### Task description
According to the passage below on the sales tax deduction, what was the Senate vote count on the tax bill?

### Provided passage
☆ ☆ ☆

The tax bill passed the Senate by a margin of 76 to 16. It has already passed the U.S. House of Representatives and now goes to President Obama’s desk for signature. Washington is among eight states that don’t have an income tax and, therefore, taxpayers can’t claim an income tax deduction on their federal returns. Congress let the sales tax deduction expire at the end of 2013, which left its future in doubt.

Cantwell, a member of the Senate Finance Committee, helped to craft the Senate package of tax extenders, which passed the Committee in April. She fought for the sales tax deduction’s inclusion in the bill.

“Tonight, we can say that Washingtonians can take the sales receipts they have this year and make sure they are deducted from their tax obligations for 2014,” Cantwell said in a Senate floor speech tonight. “I hope we’ll be here someday when we can get permanent tax fairness into the code. That means a permanent provision so we don’t have to come back here every year and get the tax fairness our states deserve. Let’s make sure we take these provisions that are so important for our economy to move forward to give the taxpayers predictability and certainty.”

Video of Senator Cantwell’s floor speech is available here.

Since 2004, Cantwell has led bipartisan efforts to ensure the sales tax deduction remains in effect and to provide tax fairness for taxpayers in Washington state and other states that don’t have an income tax, and therefore, can’t claim a state income tax deduction. Cantwell has repeatedly introduced legislation to make the deduction permanent, including an amendment earlier in 2014 in the Senate Finance Committee. Cantwell fought to get a two-year extension of the sales tax deduction in the deal that Congress reached Jan. 1, 2013, to avert the fiscal cliff.

About 900,000 Washington state taxpayers took advantage of the state sales tax deduction in 2012, reducing their taxable income by $1.9 billion, according to IRS data. Washington state taxpayers saved an average of $602 with the state sales tax deduction in 2012, according to a Pew Charitable Trusts report. Washington is among eight states, including Alaska, Florida, Nevada, South Dakota, Tennessee, Texas and Wyoming, in which taxpayers don’t pay a state income tax, and therefore, can’t claim an income tax deduction on their tax returns.

“The state and local sales tax deduction promotes economic growth across Washington,” said Lori Mattson, President & CEO of the Tri-City Regional Chamber of Commerce.  “The deduction ensures hundreds of millions of dollars stay in our state and are spent locally.  As the fastest-growing community in Washington, this has a huge impact on local jobs and businesses in the Tri-Cities.”

“Continuing the deduction for state sales taxes paid will enable more dollars to be retained by taxpayers and circulated back into our local economy resulting in a positive economic stimulus,” said Chuck Zimmerman, President of the Board of Directors, Wenatchee Valley Chamber of Commerce.

“This keeps us on equal footing with those in other states who can deduct an income tax, but it also benefits Washington businesses by removing what would otherwise be a financial incentive to customers to shop across state lines,” said Verlynn Best, President and CEO of the Greater Yakima Chamber of Commerce.

☆ ☆ ☆

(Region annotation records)
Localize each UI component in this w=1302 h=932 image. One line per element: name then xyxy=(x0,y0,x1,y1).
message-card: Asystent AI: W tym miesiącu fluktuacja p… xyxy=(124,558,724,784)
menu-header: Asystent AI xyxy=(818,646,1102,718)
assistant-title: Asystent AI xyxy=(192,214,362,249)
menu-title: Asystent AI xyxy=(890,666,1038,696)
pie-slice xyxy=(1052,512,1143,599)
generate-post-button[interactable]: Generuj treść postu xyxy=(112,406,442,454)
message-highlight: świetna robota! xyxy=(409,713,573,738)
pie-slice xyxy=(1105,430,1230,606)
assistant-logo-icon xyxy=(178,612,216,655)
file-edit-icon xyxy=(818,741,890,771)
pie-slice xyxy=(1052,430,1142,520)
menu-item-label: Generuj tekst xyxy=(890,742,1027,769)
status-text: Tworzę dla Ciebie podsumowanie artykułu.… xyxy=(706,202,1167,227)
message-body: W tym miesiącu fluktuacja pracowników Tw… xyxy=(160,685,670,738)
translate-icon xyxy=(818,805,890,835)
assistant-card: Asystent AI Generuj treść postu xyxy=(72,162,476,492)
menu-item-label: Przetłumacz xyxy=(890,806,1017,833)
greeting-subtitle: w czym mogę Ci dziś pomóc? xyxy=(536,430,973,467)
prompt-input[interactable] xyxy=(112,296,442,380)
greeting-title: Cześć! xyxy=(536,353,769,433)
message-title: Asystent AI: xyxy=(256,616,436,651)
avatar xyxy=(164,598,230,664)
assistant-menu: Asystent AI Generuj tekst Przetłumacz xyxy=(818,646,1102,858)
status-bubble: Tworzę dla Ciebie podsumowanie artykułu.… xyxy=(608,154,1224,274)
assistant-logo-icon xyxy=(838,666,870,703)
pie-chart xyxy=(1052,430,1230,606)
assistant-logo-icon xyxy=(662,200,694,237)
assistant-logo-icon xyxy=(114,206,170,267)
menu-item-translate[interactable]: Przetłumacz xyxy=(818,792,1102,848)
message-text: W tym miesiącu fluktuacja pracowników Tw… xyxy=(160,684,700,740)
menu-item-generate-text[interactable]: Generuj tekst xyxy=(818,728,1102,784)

☆ ☆ ☆

### The response
76 to 16